**WHAT YOU NEED TO DO:** What is the number of lines in the data holding the word "étude"? Give that number by itself.

╭─ RECORDS

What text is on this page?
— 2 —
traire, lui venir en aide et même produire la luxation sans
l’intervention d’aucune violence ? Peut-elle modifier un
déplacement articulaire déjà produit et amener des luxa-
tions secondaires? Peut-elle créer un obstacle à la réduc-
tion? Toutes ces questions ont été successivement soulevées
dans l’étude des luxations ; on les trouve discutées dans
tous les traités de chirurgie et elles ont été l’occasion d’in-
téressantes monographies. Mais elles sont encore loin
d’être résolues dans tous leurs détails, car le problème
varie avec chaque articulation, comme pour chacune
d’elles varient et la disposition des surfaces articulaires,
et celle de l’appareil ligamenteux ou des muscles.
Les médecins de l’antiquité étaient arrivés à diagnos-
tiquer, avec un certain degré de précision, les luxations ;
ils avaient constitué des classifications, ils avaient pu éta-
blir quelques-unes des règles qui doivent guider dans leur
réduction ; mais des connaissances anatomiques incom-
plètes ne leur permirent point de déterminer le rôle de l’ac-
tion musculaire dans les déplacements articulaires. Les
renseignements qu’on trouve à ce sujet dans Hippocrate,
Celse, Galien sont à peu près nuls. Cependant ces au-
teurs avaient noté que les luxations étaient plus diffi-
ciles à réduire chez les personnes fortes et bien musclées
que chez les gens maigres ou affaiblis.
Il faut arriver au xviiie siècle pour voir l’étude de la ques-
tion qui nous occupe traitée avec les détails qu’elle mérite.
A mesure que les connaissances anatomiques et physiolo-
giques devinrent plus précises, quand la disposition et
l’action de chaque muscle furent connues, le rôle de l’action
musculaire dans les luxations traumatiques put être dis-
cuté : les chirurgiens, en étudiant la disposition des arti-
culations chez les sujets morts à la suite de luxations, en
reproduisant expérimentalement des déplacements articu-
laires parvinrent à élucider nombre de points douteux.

╰─

**WRITTEN SOLUTION:** 2